— start of Raw records —

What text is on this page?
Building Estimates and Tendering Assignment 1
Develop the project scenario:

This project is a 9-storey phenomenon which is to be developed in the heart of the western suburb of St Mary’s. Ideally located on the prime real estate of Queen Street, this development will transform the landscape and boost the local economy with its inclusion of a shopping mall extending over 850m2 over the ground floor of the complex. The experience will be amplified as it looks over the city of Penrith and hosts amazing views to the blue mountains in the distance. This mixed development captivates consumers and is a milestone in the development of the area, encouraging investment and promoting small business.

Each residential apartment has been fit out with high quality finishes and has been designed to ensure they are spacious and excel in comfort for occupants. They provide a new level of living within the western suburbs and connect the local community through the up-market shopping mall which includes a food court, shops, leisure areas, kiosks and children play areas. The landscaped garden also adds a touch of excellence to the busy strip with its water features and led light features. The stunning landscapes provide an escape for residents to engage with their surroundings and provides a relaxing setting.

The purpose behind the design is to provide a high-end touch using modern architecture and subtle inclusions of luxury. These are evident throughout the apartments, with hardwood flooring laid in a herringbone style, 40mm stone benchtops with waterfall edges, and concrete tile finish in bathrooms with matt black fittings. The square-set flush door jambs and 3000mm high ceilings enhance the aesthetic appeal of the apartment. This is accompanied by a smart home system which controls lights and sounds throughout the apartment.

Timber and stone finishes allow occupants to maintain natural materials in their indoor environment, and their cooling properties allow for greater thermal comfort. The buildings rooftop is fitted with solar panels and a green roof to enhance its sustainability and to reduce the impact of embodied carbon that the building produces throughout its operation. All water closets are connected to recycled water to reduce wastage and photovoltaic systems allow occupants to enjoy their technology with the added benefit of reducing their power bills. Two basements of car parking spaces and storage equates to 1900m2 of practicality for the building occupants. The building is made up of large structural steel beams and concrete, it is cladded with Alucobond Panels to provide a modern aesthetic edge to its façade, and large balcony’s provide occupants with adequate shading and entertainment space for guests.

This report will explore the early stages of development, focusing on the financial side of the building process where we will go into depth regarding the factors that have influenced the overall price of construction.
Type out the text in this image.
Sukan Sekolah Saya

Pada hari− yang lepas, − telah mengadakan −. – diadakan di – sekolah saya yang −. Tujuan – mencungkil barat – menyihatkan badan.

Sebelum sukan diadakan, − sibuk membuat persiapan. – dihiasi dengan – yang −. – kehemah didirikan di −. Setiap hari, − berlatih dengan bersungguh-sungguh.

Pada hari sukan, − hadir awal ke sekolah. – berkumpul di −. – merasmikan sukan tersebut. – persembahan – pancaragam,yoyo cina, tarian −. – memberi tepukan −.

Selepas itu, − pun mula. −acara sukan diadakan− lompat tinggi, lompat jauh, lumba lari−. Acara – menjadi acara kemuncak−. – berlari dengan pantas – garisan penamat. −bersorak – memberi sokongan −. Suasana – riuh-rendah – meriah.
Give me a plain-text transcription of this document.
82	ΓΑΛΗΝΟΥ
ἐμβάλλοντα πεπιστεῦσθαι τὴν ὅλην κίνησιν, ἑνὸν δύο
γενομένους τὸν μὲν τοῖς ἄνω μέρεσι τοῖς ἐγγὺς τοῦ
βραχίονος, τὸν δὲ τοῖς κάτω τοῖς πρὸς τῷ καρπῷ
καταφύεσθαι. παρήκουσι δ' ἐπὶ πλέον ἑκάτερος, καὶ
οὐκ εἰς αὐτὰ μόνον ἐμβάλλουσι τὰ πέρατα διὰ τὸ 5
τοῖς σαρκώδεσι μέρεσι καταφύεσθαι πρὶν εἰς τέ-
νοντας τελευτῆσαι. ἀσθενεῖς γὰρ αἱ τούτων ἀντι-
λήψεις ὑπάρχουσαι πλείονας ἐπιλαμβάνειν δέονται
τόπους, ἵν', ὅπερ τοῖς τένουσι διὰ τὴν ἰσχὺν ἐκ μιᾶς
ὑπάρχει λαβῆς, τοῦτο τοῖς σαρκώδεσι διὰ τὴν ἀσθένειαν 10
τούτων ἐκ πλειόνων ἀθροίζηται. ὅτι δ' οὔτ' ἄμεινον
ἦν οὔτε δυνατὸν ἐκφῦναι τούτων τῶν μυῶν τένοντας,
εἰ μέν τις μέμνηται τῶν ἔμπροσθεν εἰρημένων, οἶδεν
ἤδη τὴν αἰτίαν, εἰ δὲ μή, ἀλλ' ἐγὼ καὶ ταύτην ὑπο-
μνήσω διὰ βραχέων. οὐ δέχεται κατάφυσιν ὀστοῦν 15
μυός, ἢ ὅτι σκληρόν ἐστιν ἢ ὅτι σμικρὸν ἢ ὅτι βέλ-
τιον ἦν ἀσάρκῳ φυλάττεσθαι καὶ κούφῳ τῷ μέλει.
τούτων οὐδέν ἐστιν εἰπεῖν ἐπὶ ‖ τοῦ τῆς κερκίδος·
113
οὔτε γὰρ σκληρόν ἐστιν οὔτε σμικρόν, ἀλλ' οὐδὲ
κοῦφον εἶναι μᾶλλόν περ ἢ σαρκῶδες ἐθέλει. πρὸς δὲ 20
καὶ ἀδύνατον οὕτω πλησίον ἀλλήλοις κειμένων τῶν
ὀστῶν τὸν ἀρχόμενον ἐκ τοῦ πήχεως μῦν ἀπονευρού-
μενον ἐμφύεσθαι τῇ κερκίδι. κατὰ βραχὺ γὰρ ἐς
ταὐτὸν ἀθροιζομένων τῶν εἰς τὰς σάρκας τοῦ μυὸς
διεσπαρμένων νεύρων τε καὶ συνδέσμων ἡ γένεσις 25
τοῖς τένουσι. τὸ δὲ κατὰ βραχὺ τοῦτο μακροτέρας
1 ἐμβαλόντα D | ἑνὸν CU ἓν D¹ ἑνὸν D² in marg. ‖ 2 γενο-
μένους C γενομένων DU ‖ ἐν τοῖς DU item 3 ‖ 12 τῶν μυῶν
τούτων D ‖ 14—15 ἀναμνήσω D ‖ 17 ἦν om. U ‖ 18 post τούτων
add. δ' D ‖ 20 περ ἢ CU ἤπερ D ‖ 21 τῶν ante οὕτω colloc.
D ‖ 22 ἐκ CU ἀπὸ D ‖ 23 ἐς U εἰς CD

— end of Raw records —

• _What you are asked to do_: Return the entries in full, keeping every line exactly as it is.

• _Final answer_:
What text is on this page?
Building Estimates and Tendering Assignment 1
Develop the project scenario:

This project is a 9-storey phenomenon which is to be developed in the heart of the western suburb of St Mary’s. Ideally located on the prime real estate of Queen Street, this development will transform the landscape and boost the local economy with its inclusion of a shopping mall extending over 850m2 over the ground floor of the complex. The experience will be amplified as it looks over the city of Penrith and hosts amazing views to the blue mountains in the distance. This mixed development captivates consumers and is a milestone in the development of the area, encouraging investment and promoting small business.

Each residential apartment has been fit out with high quality finishes and has been designed to ensure they are spacious and excel in comfort for occupants. They provide a new level of living within the western suburbs and connect the local community through the up-market shopping mall which includes a food court, shops, leisure areas, kiosks and children play areas. The landscaped garden also adds a touch of excellence to the busy strip with its water features and led light features. The stunning landscapes provide an escape for residents to engage with their surroundings and provides a relaxing setting.

The purpose behind the design is to provide a high-end touch using modern architecture and subtle inclusions of luxury. These are evident throughout the apartments, with hardwood flooring laid in a herringbone style, 40mm stone benchtops with waterfall edges, and concrete tile finish in bathrooms with matt black fittings. The square-set flush door jambs and 3000mm high ceilings enhance the aesthetic appeal of the apartment. This is accompanied by a smart home system which controls lights and sounds throughout the apartment.

Timber and stone finishes allow occupants to maintain natural materials in their indoor environment, and their cooling properties allow for greater thermal comfort. The buildings rooftop is fitted with solar panels and a green roof to enhance its sustainability and to reduce the impact of embodied carbon that the building produces throughout its operation. All water closets are connected to recycled water to reduce wastage and photovoltaic systems allow occupants to enjoy their technology with the added benefit of reducing their power bills. Two basements of car parking spaces and storage equates to 1900m2 of practicality for the building occupants. The building is made up of large structural steel beams and concrete, it is cladded with Alucobond Panels to provide a modern aesthetic edge to its façade, and large balcony’s provide occupants with adequate shading and entertainment space for guests.

This report will explore the early stages of development, focusing on the financial side of the building process where we will go into depth regarding the factors that have influenced the overall price of construction.
Type out the text in this image.
Sukan Sekolah Saya

Pada hari− yang lepas, − telah mengadakan −. – diadakan di – sekolah saya yang −. Tujuan – mencungkil barat – menyihatkan badan.

Sebelum sukan diadakan, − sibuk membuat persiapan. – dihiasi dengan – yang −. – kehemah didirikan di −. Setiap hari, − berlatih dengan bersungguh-sungguh.

Pada hari sukan, − hadir awal ke sekolah. – berkumpul di −. – merasmikan sukan tersebut. – persembahan – pancaragam,yoyo cina, tarian −. – memberi tepukan −.

Selepas itu, − pun mula. −acara sukan diadakan− lompat tinggi, lompat jauh, lumba lari−. Acara – menjadi acara kemuncak−. – berlari dengan pantas – garisan penamat. −bersorak – memberi sokongan −. Suasana – riuh-rendah – meriah.
Give me a plain-text transcription of this document.
82	ΓΑΛΗΝΟΥ
ἐμβάλλοντα πεπιστεῦσθαι τὴν ὅλην κίνησιν, ἑνὸν δύο
γενομένους τὸν μὲν τοῖς ἄνω μέρεσι τοῖς ἐγγὺς τοῦ
βραχίονος, τὸν δὲ τοῖς κάτω τοῖς πρὸς τῷ καρπῷ
καταφύεσθαι. παρήκουσι δ' ἐπὶ πλέον ἑκάτερος, καὶ
οὐκ εἰς αὐτὰ μόνον ἐμβάλλουσι τὰ πέρατα διὰ τὸ 5
τοῖς σαρκώδεσι μέρεσι καταφύεσθαι πρὶν εἰς τέ-
νοντας τελευτῆσαι. ἀσθενεῖς γὰρ αἱ τούτων ἀντι-
λήψεις ὑπάρχουσαι πλείονας ἐπιλαμβάνειν δέονται
τόπους, ἵν', ὅπερ τοῖς τένουσι διὰ τὴν ἰσχὺν ἐκ μιᾶς
ὑπάρχει λαβῆς, τοῦτο τοῖς σαρκώδεσι διὰ τὴν ἀσθένειαν 10
τούτων ἐκ πλειόνων ἀθροίζηται. ὅτι δ' οὔτ' ἄμεινον
ἦν οὔτε δυνατὸν ἐκφῦναι τούτων τῶν μυῶν τένοντας,
εἰ μέν τις μέμνηται τῶν ἔμπροσθεν εἰρημένων, οἶδεν
ἤδη τὴν αἰτίαν, εἰ δὲ μή, ἀλλ' ἐγὼ καὶ ταύτην ὑπο-
μνήσω διὰ βραχέων. οὐ δέχεται κατάφυσιν ὀστοῦν 15
μυός, ἢ ὅτι σκληρόν ἐστιν ἢ ὅτι σμικρὸν ἢ ὅτι βέλ-
τιον ἦν ἀσάρκῳ φυλάττεσθαι καὶ κούφῳ τῷ μέλει.
τούτων οὐδέν ἐστιν εἰπεῖν ἐπὶ ‖ τοῦ τῆς κερκίδος·
113
οὔτε γὰρ σκληρόν ἐστιν οὔτε σμικρόν, ἀλλ' οὐδὲ
κοῦφον εἶναι μᾶλλόν περ ἢ σαρκῶδες ἐθέλει. πρὸς δὲ 20
καὶ ἀδύνατον οὕτω πλησίον ἀλλήλοις κειμένων τῶν
ὀστῶν τὸν ἀρχόμενον ἐκ τοῦ πήχεως μῦν ἀπονευρού-
μενον ἐμφύεσθαι τῇ κερκίδι. κατὰ βραχὺ γὰρ ἐς
ταὐτὸν ἀθροιζομένων τῶν εἰς τὰς σάρκας τοῦ μυὸς
διεσπαρμένων νεύρων τε καὶ συνδέσμων ἡ γένεσις 25
τοῖς τένουσι. τὸ δὲ κατὰ βραχὺ τοῦτο μακροτέρας
1 ἐμβαλόντα D | ἑνὸν CU ἓν D¹ ἑνὸν D² in marg. ‖ 2 γενο-
μένους C γενομένων DU ‖ ἐν τοῖς DU item 3 ‖ 12 τῶν μυῶν
τούτων D ‖ 14—15 ἀναμνήσω D ‖ 17 ἦν om. U ‖ 18 post τούτων
add. δ' D ‖ 20 περ ἢ CU ἤπερ D ‖ 21 τῶν ante οὕτω colloc.
D ‖ 22 ἐκ CU ἀπὸ D ‖ 23 ἐς U εἰς CD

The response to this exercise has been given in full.